## Задание
Сколько строк в данных ниже содержат слово «elements»? Назовите только число.

Записи пространственной разметки:
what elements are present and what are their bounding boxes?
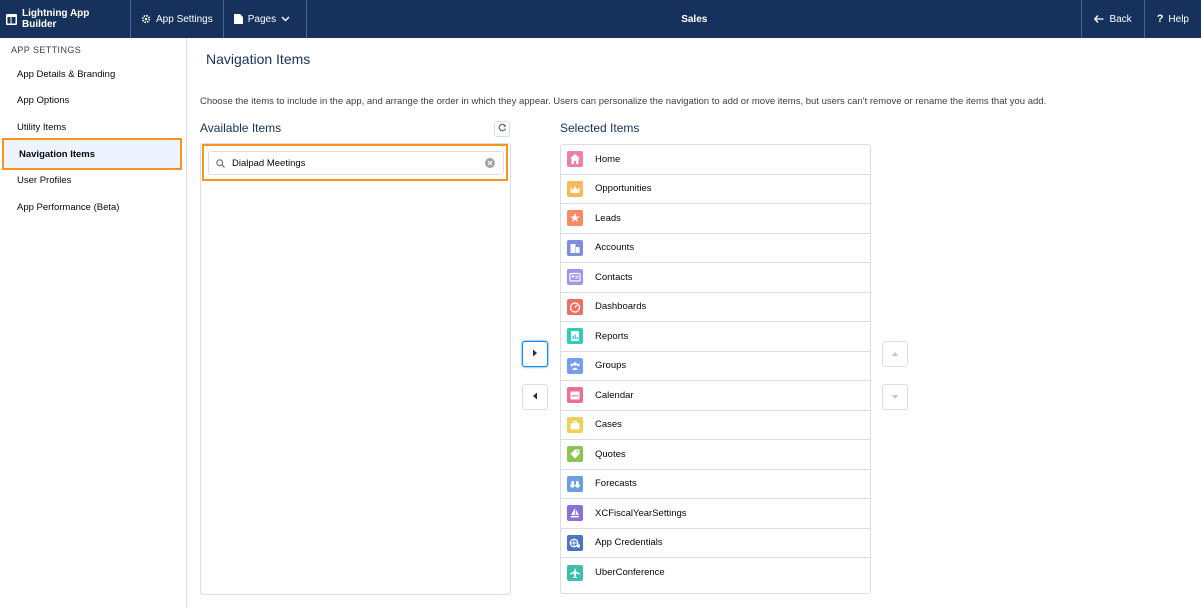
selected-item-label: App Credentials (595, 537, 663, 549)
selected-item-label: XCFiscalYearSettings (595, 507, 687, 519)
settings-sidebar: APP SETTINGS App Details & Branding App … (0, 38, 187, 608)
search-value: Dialpad Meetings (232, 157, 306, 169)
move-down-button[interactable] (882, 384, 908, 410)
top-nav-bar: Lightning App Builder App Settings Pages… (0, 0, 1201, 38)
selected-item-label: Calendar (595, 389, 634, 401)
report-icon (567, 328, 583, 345)
selected-item-row[interactable]: Cases (561, 411, 870, 440)
help-button[interactable]: ? Help (1143, 0, 1201, 38)
sidebar-item-label: App Details & Branding (17, 68, 116, 80)
selected-item-row[interactable]: Dashboards (561, 293, 870, 322)
selected-item-row[interactable]: Leads (561, 204, 870, 234)
selected-item-row[interactable]: Calendar (561, 381, 870, 411)
briefcase-icon (567, 416, 583, 433)
sidebar-item-user-profiles[interactable]: User Profiles (0, 167, 186, 193)
caret-left-icon (532, 392, 538, 403)
selected-item-label: Reports (595, 330, 629, 342)
sidebar-item-label: App Options (17, 94, 70, 106)
move-to-selected-button[interactable] (522, 341, 548, 367)
sidebar-item-label: User Profiles (17, 174, 72, 186)
selected-item-row[interactable]: Accounts (561, 234, 870, 263)
selected-item-row[interactable]: Groups (561, 352, 870, 381)
back-label: Back (1109, 13, 1132, 25)
move-up-button[interactable] (882, 341, 908, 367)
available-items-list[interactable] (200, 143, 511, 595)
selected-item-row[interactable]: Reports (561, 322, 870, 352)
plane-icon (567, 564, 583, 581)
lead-star-icon (567, 210, 583, 227)
selected-item-label: Quotes (595, 448, 626, 460)
sidebar-item-utility-items[interactable]: Utility Items (0, 114, 186, 140)
app-settings-label: App Settings (156, 13, 213, 25)
chevron-down-icon (281, 16, 290, 22)
selected-item-row[interactable]: UberConference (561, 558, 870, 588)
gear-icon (141, 14, 151, 24)
refresh-button[interactable] (494, 121, 510, 137)
sidebar-heading: APP SETTINGS (11, 45, 82, 55)
selected-items-label: Selected Items (560, 121, 640, 135)
selected-item-label: Cases (595, 419, 622, 431)
selected-item-label: Dashboards (595, 301, 647, 313)
binoculars-icon (567, 475, 583, 492)
selected-item-row[interactable]: App Credentials (561, 529, 870, 558)
gauge-icon (567, 298, 583, 315)
available-items-search-input[interactable]: Dialpad Meetings (208, 151, 504, 175)
sidebar-item-navigation-items[interactable]: Navigation Items (2, 138, 182, 170)
caret-down-icon (891, 392, 899, 403)
caret-right-icon (532, 349, 538, 360)
back-button[interactable]: Back (1081, 0, 1143, 38)
page-title: Navigation Items (206, 51, 311, 67)
selected-item-label: UberConference (595, 567, 665, 579)
page-icon (233, 14, 243, 24)
page-description: Choose the items to include in the app, … (200, 96, 1047, 107)
app-builder-brand[interactable]: Lightning App Builder (0, 0, 131, 38)
pages-label: Pages (247, 13, 277, 25)
selected-items-list: Home Opportunities Leads Accounts Contacts Da… (560, 144, 871, 594)
selected-item-label: Contacts (595, 271, 633, 283)
selected-item-row[interactable]: Forecasts (561, 470, 870, 499)
selected-item-label: Leads (595, 212, 621, 224)
search-icon (216, 158, 225, 168)
sidebar-item-app-details-branding[interactable]: App Details & Branding (0, 61, 186, 87)
help-label: Help (1168, 13, 1189, 25)
selected-item-label: Opportunities (595, 183, 652, 195)
selected-item-label: Forecasts (595, 478, 637, 490)
building-icon (567, 239, 583, 256)
calendar-icon (567, 387, 583, 404)
home-icon (567, 151, 583, 168)
contact-card-icon (567, 269, 583, 286)
sidebar-item-label: Utility Items (17, 121, 67, 133)
selected-item-label: Accounts (595, 242, 635, 254)
caret-up-icon (891, 349, 899, 360)
clear-icon[interactable] (485, 158, 495, 168)
sailboat-icon (567, 505, 583, 522)
selected-item-row[interactable]: Opportunities (561, 175, 870, 204)
selected-item-label: Groups (595, 360, 627, 372)
crown-icon (567, 180, 583, 197)
pages-menu-button[interactable]: Pages (224, 0, 308, 38)
sidebar-item-app-performance[interactable]: App Performance (Beta) (0, 194, 186, 220)
sidebar-item-label: App Performance (Beta) (17, 201, 120, 213)
move-to-available-button[interactable] (522, 384, 548, 410)
sidebar-item-app-options[interactable]: App Options (0, 87, 186, 113)
selected-item-row[interactable]: Home (561, 145, 870, 175)
app-settings-button[interactable]: App Settings (131, 0, 224, 38)
selected-item-row[interactable]: Contacts (561, 263, 870, 293)
brand-label: Lightning App Builder (22, 8, 90, 30)
sidebar-item-label: Navigation Items (19, 148, 96, 160)
selected-item-label: Home (595, 153, 621, 165)
available-items-label: Available Items (200, 121, 282, 135)
app-name-title: Sales (681, 13, 708, 25)
refresh-icon (498, 123, 507, 135)
selected-item-row[interactable]: XCFiscalYearSettings (561, 499, 870, 529)
selected-item-row[interactable]: Quotes (561, 440, 870, 470)
tag-icon (567, 446, 583, 463)
question-icon: ? (1156, 13, 1164, 25)
app-builder-icon (6, 13, 17, 25)
groups-icon (567, 357, 583, 374)
globe-key-icon (567, 534, 583, 551)
arrow-left-icon (1094, 15, 1104, 23)
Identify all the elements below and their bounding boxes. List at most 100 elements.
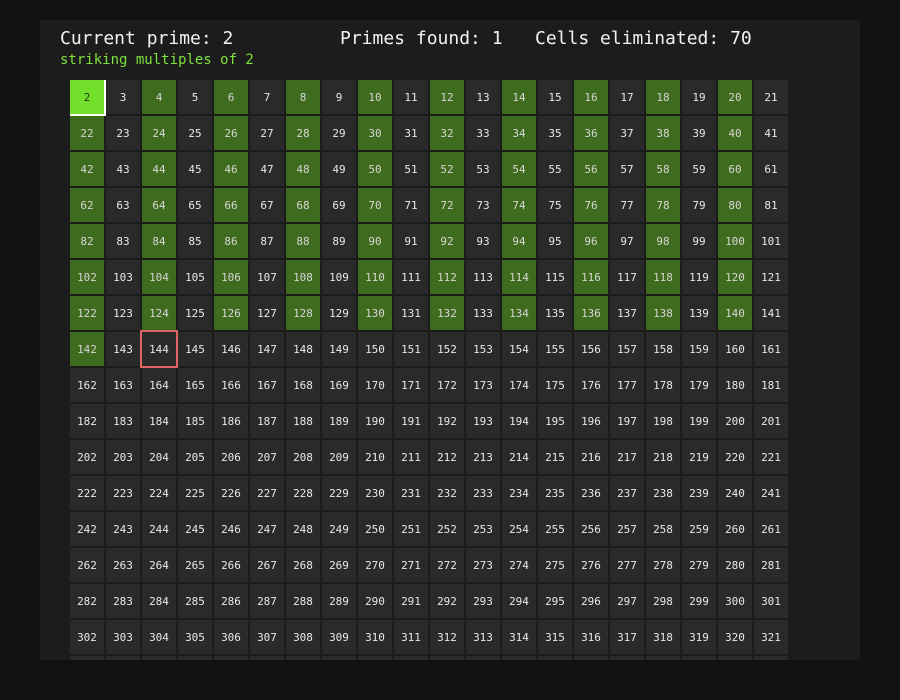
grid-cell-170[interactable]: 170 (358, 368, 392, 402)
grid-cell-128[interactable]: 128 (286, 296, 320, 330)
grid-cell-305[interactable]: 305 (178, 620, 212, 654)
grid-cell-104[interactable]: 104 (142, 260, 176, 294)
grid-cell-78[interactable]: 78 (646, 188, 680, 222)
grid-cell-167[interactable]: 167 (250, 368, 284, 402)
grid-cell-273[interactable]: 273 (466, 548, 500, 582)
grid-cell-277[interactable]: 277 (610, 548, 644, 582)
grid-cell-152[interactable]: 152 (430, 332, 464, 366)
grid-cell-242[interactable]: 242 (70, 512, 104, 546)
grid-cell-37[interactable]: 37 (610, 116, 644, 150)
grid-cell-64[interactable]: 64 (142, 188, 176, 222)
grid-cell-243[interactable]: 243 (106, 512, 140, 546)
grid-cell-18[interactable]: 18 (646, 80, 680, 114)
grid-cell-9[interactable]: 9 (322, 80, 356, 114)
grid-cell-131[interactable]: 131 (394, 296, 428, 330)
grid-cell-207[interactable]: 207 (250, 440, 284, 474)
grid-cell-62[interactable]: 62 (70, 188, 104, 222)
grid-cell-67[interactable]: 67 (250, 188, 284, 222)
grid-cell-70[interactable]: 70 (358, 188, 392, 222)
grid-cell-200[interactable]: 200 (718, 404, 752, 438)
grid-cell-282[interactable]: 282 (70, 584, 104, 618)
grid-cell-194[interactable]: 194 (502, 404, 536, 438)
grid-cell-59[interactable]: 59 (682, 152, 716, 186)
grid-cell-161[interactable]: 161 (754, 332, 788, 366)
grid-cell-292[interactable]: 292 (430, 584, 464, 618)
grid-cell-117[interactable]: 117 (610, 260, 644, 294)
grid-cell-135[interactable]: 135 (538, 296, 572, 330)
grid-cell-197[interactable]: 197 (610, 404, 644, 438)
grid-cell-276[interactable]: 276 (574, 548, 608, 582)
grid-cell-74[interactable]: 74 (502, 188, 536, 222)
grid-cell-191[interactable]: 191 (394, 404, 428, 438)
grid-cell-257[interactable]: 257 (610, 512, 644, 546)
grid-cell-188[interactable]: 188 (286, 404, 320, 438)
grid-cell-271[interactable]: 271 (394, 548, 428, 582)
grid-cell-12[interactable]: 12 (430, 80, 464, 114)
grid-cell-66[interactable]: 66 (214, 188, 248, 222)
grid-cell-233[interactable]: 233 (466, 476, 500, 510)
grid-cell-139[interactable]: 139 (682, 296, 716, 330)
grid-cell-179[interactable]: 179 (682, 368, 716, 402)
grid-cell-21[interactable]: 21 (754, 80, 788, 114)
grid-cell-123[interactable]: 123 (106, 296, 140, 330)
grid-cell-189[interactable]: 189 (322, 404, 356, 438)
grid-cell-229[interactable]: 229 (322, 476, 356, 510)
grid-cell-336[interactable]: 336 (574, 656, 608, 660)
grid-cell-51[interactable]: 51 (394, 152, 428, 186)
grid-cell-8[interactable]: 8 (286, 80, 320, 114)
grid-cell-24[interactable]: 24 (142, 116, 176, 150)
grid-cell-174[interactable]: 174 (502, 368, 536, 402)
grid-cell-145[interactable]: 145 (178, 332, 212, 366)
grid-cell-175[interactable]: 175 (538, 368, 572, 402)
grid-cell-294[interactable]: 294 (502, 584, 536, 618)
grid-cell-48[interactable]: 48 (286, 152, 320, 186)
grid-cell-314[interactable]: 314 (502, 620, 536, 654)
grid-cell-151[interactable]: 151 (394, 332, 428, 366)
grid-cell-203[interactable]: 203 (106, 440, 140, 474)
grid-cell-193[interactable]: 193 (466, 404, 500, 438)
grid-cell-115[interactable]: 115 (538, 260, 572, 294)
grid-cell-92[interactable]: 92 (430, 224, 464, 258)
grid-cell-23[interactable]: 23 (106, 116, 140, 150)
grid-cell-77[interactable]: 77 (610, 188, 644, 222)
grid-cell-275[interactable]: 275 (538, 548, 572, 582)
grid-cell-65[interactable]: 65 (178, 188, 212, 222)
grid-cell-215[interactable]: 215 (538, 440, 572, 474)
grid-cell-42[interactable]: 42 (70, 152, 104, 186)
grid-cell-114[interactable]: 114 (502, 260, 536, 294)
grid-cell-39[interactable]: 39 (682, 116, 716, 150)
grid-cell-149[interactable]: 149 (322, 332, 356, 366)
grid-cell-210[interactable]: 210 (358, 440, 392, 474)
grid-cell-47[interactable]: 47 (250, 152, 284, 186)
grid-cell-184[interactable]: 184 (142, 404, 176, 438)
grid-cell-291[interactable]: 291 (394, 584, 428, 618)
grid-cell-280[interactable]: 280 (718, 548, 752, 582)
grid-cell-308[interactable]: 308 (286, 620, 320, 654)
grid-cell-222[interactable]: 222 (70, 476, 104, 510)
grid-cell-247[interactable]: 247 (250, 512, 284, 546)
grid-cell-61[interactable]: 61 (754, 152, 788, 186)
grid-cell-87[interactable]: 87 (250, 224, 284, 258)
grid-cell-260[interactable]: 260 (718, 512, 752, 546)
grid-cell-267[interactable]: 267 (250, 548, 284, 582)
grid-cell-337[interactable]: 337 (610, 656, 644, 660)
grid-cell-158[interactable]: 158 (646, 332, 680, 366)
grid-cell-75[interactable]: 75 (538, 188, 572, 222)
grid-cell-38[interactable]: 38 (646, 116, 680, 150)
grid-cell-258[interactable]: 258 (646, 512, 680, 546)
grid-cell-241[interactable]: 241 (754, 476, 788, 510)
grid-cell-73[interactable]: 73 (466, 188, 500, 222)
grid-cell-245[interactable]: 245 (178, 512, 212, 546)
grid-cell-264[interactable]: 264 (142, 548, 176, 582)
grid-cell-106[interactable]: 106 (214, 260, 248, 294)
grid-cell-3[interactable]: 3 (106, 80, 140, 114)
grid-cell-250[interactable]: 250 (358, 512, 392, 546)
grid-cell-146[interactable]: 146 (214, 332, 248, 366)
grid-cell-223[interactable]: 223 (106, 476, 140, 510)
grid-cell-121[interactable]: 121 (754, 260, 788, 294)
grid-cell-166[interactable]: 166 (214, 368, 248, 402)
grid-cell-52[interactable]: 52 (430, 152, 464, 186)
grid-cell-172[interactable]: 172 (430, 368, 464, 402)
grid-cell-159[interactable]: 159 (682, 332, 716, 366)
grid-cell-22[interactable]: 22 (70, 116, 104, 150)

## Решение
2